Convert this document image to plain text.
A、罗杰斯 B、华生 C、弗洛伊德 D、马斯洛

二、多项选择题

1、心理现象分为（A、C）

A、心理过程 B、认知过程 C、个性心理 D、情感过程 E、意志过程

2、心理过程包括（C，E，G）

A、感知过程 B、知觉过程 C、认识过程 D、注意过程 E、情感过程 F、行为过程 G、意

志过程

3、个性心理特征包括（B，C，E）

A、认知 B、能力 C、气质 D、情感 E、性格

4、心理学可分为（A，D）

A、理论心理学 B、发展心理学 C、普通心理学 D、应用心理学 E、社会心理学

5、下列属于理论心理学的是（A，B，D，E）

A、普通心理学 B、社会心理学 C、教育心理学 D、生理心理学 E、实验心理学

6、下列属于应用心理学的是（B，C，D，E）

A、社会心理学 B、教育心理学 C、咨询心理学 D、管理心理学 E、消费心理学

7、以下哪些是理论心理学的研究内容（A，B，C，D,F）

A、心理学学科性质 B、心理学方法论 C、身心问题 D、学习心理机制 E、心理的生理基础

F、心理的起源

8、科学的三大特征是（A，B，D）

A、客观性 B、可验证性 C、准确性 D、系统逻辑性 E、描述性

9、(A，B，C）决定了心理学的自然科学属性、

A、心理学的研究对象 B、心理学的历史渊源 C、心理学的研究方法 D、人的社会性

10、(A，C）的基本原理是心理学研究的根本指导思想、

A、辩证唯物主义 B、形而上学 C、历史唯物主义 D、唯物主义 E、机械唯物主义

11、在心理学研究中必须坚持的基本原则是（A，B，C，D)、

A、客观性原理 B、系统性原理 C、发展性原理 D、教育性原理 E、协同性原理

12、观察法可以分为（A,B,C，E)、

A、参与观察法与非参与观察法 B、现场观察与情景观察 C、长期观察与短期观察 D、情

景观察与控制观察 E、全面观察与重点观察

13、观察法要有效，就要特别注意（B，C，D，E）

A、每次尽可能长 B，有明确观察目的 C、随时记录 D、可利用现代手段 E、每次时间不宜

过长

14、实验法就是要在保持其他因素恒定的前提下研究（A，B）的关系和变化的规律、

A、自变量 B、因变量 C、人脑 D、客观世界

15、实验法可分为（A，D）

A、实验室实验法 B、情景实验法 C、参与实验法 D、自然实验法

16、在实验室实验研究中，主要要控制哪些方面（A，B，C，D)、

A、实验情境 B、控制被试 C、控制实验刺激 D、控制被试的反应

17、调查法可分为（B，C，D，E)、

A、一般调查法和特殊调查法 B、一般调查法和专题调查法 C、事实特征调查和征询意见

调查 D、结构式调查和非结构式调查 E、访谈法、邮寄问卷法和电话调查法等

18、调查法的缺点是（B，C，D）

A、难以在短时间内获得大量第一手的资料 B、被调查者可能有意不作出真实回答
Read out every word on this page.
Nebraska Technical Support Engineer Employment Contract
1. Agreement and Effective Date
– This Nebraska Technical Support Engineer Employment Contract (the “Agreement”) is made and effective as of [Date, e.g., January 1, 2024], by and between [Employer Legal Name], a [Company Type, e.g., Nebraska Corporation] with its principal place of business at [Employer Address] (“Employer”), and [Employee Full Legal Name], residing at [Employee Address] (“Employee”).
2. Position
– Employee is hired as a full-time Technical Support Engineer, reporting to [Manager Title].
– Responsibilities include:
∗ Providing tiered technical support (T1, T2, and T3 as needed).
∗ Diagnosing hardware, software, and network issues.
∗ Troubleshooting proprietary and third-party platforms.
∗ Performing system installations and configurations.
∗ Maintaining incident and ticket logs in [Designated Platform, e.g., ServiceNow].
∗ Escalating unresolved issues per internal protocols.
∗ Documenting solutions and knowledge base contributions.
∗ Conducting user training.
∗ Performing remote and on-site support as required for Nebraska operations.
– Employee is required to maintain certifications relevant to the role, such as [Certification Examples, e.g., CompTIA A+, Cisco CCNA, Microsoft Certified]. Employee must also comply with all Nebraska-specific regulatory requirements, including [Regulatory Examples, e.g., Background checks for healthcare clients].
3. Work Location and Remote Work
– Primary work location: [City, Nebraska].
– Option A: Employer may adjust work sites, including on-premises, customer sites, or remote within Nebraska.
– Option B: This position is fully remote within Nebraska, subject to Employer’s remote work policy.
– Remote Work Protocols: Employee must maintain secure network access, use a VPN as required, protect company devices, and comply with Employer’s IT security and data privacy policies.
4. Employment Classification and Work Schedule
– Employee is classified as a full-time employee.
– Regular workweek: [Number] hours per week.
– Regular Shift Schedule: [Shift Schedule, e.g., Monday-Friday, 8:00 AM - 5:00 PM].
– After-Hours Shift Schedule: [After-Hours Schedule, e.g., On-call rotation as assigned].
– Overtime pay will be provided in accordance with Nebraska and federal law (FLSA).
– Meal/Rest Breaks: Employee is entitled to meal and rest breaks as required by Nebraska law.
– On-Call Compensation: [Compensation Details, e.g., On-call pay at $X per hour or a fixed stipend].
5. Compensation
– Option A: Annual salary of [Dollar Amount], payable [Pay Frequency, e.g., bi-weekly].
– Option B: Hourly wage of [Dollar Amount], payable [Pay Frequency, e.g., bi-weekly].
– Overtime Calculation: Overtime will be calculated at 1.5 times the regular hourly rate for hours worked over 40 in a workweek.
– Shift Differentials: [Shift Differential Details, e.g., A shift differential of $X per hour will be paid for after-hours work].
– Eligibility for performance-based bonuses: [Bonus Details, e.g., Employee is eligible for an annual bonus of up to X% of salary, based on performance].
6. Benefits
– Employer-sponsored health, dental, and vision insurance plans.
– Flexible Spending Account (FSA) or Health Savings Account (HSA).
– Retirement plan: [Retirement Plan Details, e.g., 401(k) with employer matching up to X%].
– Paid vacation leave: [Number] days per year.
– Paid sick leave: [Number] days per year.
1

:::

Go through the material and copy out every line with "普通心理学" in it.

# [Solution]
A、理论心理学 B、发展心理学 C、普通心理学 D、应用心理学 E、社会心理学
A、普通心理学 B、社会心理学 C、教育心理学 D、生理心理学 E、实验心理学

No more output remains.